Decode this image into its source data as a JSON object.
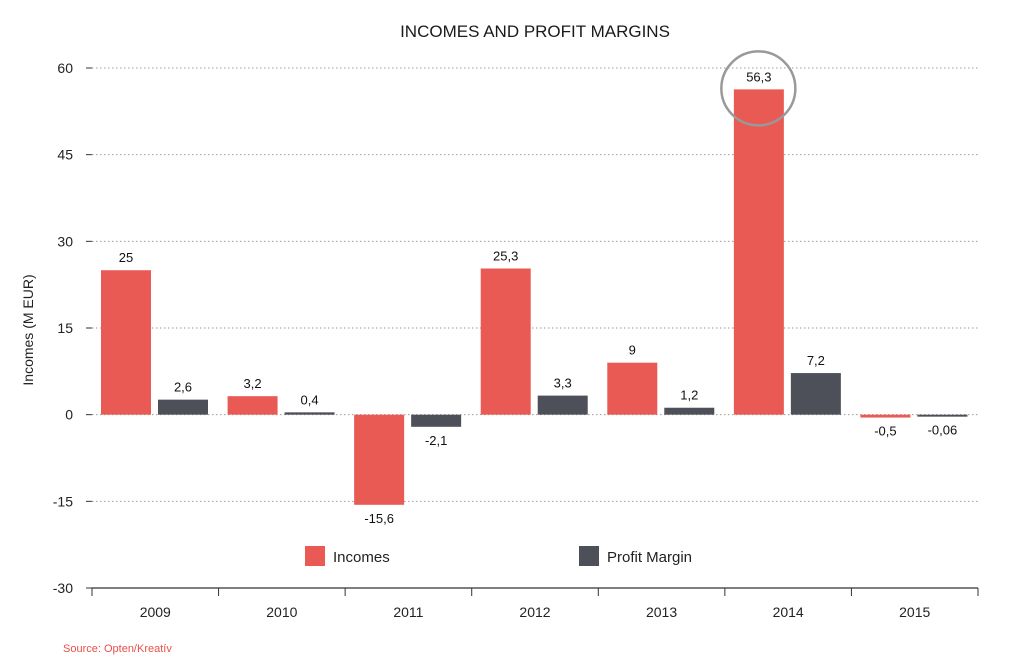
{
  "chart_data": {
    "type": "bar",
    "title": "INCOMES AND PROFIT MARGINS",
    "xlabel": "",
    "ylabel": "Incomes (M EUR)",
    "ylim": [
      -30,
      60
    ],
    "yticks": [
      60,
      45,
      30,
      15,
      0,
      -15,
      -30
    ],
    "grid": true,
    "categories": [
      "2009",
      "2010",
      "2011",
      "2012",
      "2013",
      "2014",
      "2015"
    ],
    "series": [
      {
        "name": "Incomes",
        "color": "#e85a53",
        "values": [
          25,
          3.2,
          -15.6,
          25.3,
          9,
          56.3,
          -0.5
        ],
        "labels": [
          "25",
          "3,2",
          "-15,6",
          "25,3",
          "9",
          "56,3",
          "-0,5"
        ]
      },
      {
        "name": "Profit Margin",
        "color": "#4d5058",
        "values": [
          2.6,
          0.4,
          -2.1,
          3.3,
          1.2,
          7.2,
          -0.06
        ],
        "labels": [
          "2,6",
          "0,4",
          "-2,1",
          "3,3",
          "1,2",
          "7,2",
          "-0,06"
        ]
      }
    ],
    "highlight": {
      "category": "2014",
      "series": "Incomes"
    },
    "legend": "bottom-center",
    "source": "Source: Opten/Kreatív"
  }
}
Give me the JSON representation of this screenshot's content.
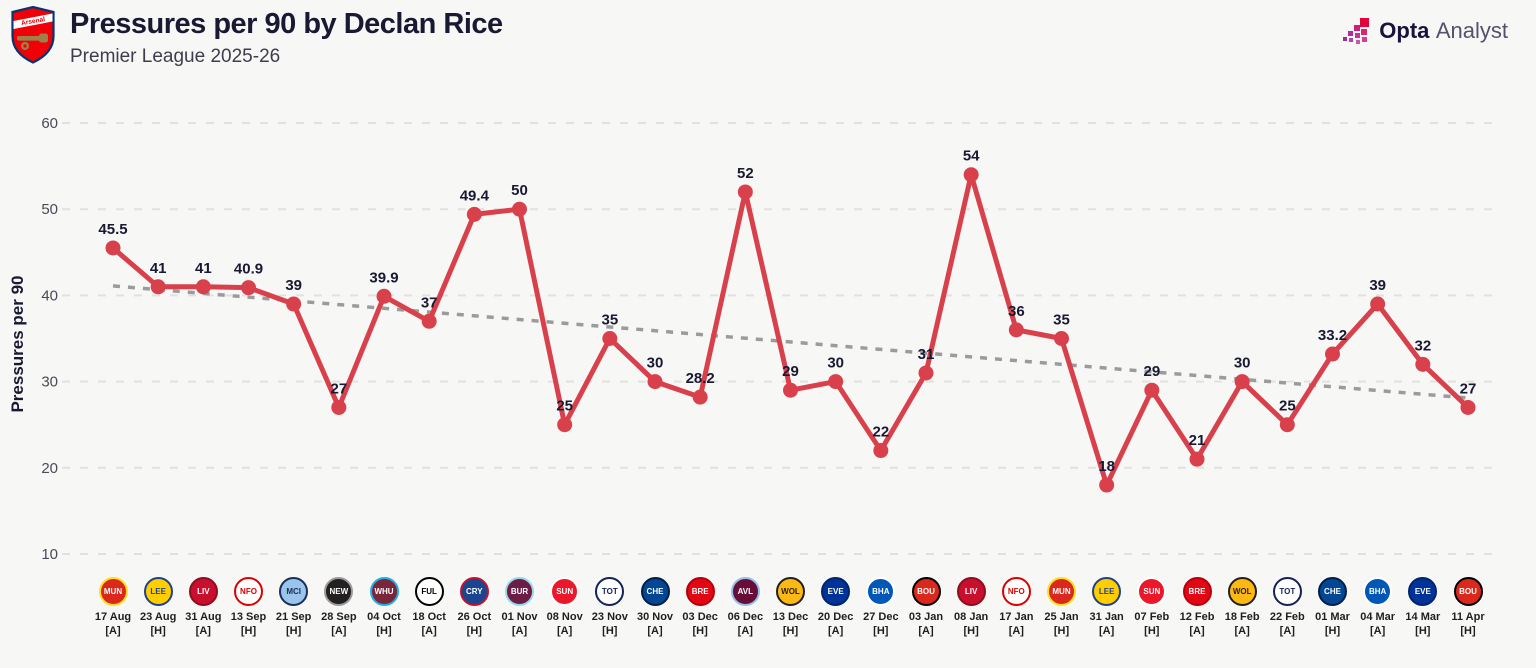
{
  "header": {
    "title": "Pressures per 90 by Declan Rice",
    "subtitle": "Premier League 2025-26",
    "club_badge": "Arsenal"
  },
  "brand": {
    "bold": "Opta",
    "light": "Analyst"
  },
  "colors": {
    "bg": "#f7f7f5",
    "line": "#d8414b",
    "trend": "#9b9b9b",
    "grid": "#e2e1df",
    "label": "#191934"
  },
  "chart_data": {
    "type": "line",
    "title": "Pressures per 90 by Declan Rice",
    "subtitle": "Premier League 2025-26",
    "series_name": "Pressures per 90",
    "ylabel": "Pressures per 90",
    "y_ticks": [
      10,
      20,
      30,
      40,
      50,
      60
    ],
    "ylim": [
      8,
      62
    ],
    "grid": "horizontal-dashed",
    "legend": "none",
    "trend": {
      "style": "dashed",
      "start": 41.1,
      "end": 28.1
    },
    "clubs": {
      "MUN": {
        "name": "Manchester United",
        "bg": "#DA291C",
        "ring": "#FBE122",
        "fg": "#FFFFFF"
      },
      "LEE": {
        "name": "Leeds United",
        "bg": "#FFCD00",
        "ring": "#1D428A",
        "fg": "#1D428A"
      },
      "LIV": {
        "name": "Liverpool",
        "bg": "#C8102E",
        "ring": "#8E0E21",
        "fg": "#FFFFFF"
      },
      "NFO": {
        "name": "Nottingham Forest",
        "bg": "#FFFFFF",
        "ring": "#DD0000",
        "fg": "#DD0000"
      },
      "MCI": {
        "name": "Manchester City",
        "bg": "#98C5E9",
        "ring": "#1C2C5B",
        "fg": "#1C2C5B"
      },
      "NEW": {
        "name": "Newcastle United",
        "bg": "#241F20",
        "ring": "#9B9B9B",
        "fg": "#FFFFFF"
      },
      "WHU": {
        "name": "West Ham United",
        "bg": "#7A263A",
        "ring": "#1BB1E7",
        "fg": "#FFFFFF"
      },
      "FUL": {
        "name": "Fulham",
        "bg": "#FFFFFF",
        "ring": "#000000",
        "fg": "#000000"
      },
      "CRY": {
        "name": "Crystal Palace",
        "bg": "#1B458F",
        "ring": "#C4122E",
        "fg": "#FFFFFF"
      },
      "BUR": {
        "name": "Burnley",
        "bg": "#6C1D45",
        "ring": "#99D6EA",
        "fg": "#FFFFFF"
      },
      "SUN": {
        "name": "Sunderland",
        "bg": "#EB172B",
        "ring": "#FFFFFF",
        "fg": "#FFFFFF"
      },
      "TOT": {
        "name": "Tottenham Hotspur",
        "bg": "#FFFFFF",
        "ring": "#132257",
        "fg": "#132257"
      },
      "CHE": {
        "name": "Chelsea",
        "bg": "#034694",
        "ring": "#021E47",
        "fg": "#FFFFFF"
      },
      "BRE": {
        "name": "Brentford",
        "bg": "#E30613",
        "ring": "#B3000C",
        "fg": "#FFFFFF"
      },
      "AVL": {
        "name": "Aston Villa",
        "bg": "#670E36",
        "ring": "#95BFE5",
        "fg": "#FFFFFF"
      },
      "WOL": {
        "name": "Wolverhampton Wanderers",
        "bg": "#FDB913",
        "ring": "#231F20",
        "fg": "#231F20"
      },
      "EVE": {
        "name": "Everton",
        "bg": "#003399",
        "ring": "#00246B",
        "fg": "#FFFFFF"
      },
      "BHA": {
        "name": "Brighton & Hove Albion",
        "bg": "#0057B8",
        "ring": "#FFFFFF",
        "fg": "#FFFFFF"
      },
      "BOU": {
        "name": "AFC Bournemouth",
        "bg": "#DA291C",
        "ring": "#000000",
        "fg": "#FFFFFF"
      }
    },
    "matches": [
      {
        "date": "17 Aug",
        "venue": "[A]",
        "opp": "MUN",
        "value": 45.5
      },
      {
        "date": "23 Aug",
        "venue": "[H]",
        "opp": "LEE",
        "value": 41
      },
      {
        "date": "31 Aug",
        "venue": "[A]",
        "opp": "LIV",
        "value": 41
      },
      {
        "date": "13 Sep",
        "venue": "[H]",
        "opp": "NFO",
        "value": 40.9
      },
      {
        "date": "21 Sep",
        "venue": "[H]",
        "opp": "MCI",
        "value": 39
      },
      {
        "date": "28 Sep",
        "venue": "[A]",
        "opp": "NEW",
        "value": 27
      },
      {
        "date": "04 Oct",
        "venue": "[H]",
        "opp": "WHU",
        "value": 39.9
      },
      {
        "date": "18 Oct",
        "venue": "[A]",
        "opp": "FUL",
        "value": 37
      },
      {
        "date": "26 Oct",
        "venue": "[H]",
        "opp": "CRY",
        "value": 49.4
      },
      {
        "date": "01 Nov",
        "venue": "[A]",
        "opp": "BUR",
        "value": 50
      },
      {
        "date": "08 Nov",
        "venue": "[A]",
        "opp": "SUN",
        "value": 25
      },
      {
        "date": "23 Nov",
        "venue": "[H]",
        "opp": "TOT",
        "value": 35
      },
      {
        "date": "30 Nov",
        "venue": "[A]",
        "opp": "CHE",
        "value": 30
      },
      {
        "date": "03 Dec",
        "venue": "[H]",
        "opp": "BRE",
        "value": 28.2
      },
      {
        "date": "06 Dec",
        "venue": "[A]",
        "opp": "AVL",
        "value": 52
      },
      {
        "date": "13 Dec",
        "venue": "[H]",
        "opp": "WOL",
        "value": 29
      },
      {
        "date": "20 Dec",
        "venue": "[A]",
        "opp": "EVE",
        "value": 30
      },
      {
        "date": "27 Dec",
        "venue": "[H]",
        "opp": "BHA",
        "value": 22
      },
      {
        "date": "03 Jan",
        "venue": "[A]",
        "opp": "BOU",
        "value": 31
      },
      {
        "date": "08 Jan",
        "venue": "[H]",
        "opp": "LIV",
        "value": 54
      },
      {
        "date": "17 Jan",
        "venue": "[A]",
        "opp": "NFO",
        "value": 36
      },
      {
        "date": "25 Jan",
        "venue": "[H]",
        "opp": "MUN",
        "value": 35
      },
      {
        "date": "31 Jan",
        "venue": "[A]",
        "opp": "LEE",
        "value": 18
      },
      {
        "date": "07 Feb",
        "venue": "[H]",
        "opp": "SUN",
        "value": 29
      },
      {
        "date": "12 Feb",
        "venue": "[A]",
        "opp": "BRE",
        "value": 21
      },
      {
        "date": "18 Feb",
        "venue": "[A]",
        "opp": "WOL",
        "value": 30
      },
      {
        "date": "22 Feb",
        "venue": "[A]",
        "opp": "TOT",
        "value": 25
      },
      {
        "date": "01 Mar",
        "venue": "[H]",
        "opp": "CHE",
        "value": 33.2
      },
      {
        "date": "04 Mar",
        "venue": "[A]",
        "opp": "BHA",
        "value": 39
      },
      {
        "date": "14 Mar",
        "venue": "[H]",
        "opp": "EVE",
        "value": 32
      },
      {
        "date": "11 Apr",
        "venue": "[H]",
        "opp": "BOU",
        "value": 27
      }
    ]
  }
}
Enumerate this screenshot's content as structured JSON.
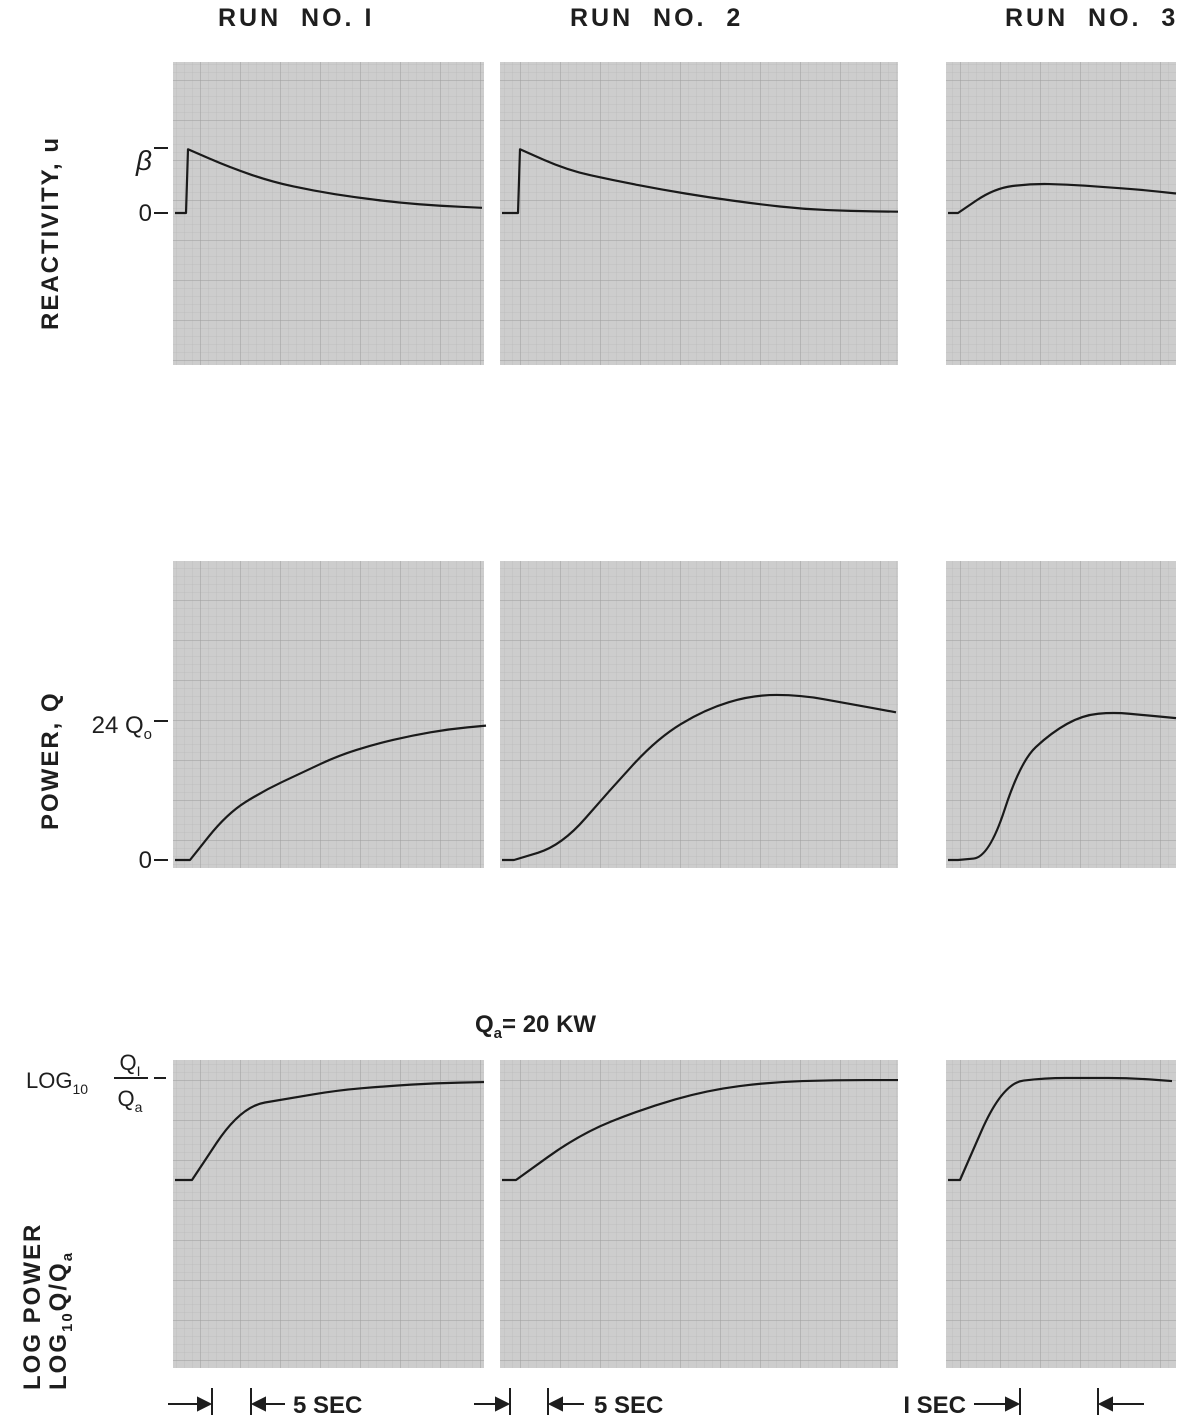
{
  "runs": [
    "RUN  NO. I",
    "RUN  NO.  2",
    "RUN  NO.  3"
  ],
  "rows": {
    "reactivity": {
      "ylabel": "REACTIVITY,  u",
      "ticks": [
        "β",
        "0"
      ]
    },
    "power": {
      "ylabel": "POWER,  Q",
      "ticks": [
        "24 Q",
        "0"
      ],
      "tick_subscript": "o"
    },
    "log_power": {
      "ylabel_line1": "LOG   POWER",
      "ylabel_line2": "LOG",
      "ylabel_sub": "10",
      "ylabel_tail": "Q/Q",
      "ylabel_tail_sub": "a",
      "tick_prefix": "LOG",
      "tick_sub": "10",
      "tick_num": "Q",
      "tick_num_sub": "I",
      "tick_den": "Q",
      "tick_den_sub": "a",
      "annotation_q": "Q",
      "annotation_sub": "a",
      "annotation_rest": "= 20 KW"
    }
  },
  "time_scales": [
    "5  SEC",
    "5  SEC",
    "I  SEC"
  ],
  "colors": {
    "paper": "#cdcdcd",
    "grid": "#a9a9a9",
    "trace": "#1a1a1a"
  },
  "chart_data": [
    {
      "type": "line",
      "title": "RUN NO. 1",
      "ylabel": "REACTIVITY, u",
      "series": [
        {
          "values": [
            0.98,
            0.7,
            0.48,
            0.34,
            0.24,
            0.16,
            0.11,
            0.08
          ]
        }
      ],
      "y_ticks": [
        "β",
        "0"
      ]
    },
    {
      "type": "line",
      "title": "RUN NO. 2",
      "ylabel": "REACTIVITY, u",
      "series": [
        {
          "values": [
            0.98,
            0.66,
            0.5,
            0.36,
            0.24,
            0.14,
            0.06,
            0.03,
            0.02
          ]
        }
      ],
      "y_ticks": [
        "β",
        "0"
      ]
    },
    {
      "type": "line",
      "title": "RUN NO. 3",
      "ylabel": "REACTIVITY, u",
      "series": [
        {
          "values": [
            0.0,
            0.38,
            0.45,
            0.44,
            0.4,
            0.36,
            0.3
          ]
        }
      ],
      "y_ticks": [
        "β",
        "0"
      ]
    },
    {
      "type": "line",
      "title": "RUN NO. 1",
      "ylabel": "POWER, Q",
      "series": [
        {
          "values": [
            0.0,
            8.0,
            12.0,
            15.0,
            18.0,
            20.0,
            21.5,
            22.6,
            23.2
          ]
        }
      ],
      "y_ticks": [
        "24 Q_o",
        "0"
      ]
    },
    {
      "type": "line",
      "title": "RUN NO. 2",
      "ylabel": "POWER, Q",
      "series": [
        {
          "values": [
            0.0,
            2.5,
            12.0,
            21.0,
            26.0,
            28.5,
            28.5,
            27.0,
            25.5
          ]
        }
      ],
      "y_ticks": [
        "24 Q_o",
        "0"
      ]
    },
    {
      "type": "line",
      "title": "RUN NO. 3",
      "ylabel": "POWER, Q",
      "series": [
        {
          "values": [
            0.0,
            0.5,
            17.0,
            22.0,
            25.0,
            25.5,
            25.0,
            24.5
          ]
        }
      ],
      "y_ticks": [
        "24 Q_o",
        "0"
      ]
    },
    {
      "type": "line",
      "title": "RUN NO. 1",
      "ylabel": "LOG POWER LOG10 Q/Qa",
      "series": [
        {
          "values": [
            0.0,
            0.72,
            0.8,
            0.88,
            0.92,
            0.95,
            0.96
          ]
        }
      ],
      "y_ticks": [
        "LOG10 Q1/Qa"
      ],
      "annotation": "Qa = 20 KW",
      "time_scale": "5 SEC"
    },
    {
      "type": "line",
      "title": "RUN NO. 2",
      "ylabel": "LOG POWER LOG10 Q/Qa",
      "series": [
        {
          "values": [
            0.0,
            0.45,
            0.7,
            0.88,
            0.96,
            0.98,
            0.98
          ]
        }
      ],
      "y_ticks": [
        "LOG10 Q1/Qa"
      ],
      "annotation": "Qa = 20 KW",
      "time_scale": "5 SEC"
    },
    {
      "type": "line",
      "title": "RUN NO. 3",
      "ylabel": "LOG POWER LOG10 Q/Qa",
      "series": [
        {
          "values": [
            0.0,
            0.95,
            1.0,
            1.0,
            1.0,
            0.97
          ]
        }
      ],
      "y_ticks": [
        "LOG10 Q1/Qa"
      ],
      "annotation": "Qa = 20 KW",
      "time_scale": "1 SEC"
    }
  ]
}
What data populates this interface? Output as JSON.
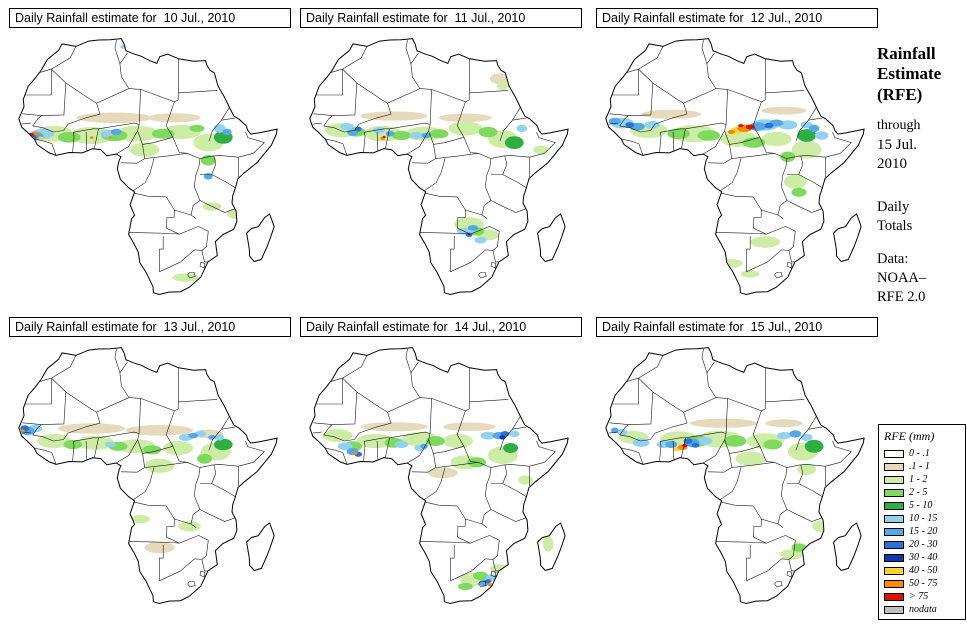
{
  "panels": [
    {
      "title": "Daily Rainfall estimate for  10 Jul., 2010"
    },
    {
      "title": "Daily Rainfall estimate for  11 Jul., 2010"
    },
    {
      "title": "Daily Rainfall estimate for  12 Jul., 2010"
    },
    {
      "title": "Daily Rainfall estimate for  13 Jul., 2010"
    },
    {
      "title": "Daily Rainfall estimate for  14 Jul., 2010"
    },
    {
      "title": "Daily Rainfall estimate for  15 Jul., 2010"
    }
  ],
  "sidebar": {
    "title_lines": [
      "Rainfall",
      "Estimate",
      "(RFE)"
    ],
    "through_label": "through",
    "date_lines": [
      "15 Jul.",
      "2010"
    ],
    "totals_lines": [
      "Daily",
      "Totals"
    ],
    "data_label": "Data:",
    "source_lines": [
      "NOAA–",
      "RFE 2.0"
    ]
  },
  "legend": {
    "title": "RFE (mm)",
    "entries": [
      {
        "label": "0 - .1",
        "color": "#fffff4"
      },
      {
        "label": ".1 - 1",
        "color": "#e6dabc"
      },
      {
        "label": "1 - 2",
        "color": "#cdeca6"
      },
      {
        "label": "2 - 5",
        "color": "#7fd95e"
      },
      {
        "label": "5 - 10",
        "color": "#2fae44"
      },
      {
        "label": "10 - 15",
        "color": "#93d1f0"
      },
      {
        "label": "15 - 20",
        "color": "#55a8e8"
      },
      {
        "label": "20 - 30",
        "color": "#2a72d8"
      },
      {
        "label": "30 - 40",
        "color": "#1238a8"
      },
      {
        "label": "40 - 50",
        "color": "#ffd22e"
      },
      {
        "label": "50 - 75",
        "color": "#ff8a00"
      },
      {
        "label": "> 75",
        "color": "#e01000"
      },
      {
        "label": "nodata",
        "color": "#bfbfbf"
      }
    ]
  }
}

* [WHAT THE TASK REQUIRES]:
From the listing, copy each line containing the word "JSON".

* [CORRECT RESULT]:
Decode this image into its source data as a JSON object.
Give me the JSON representation of this screenshot's content.
Enumerate this screenshot's content as structured JSON.
What data populates this interface? Output as JSON.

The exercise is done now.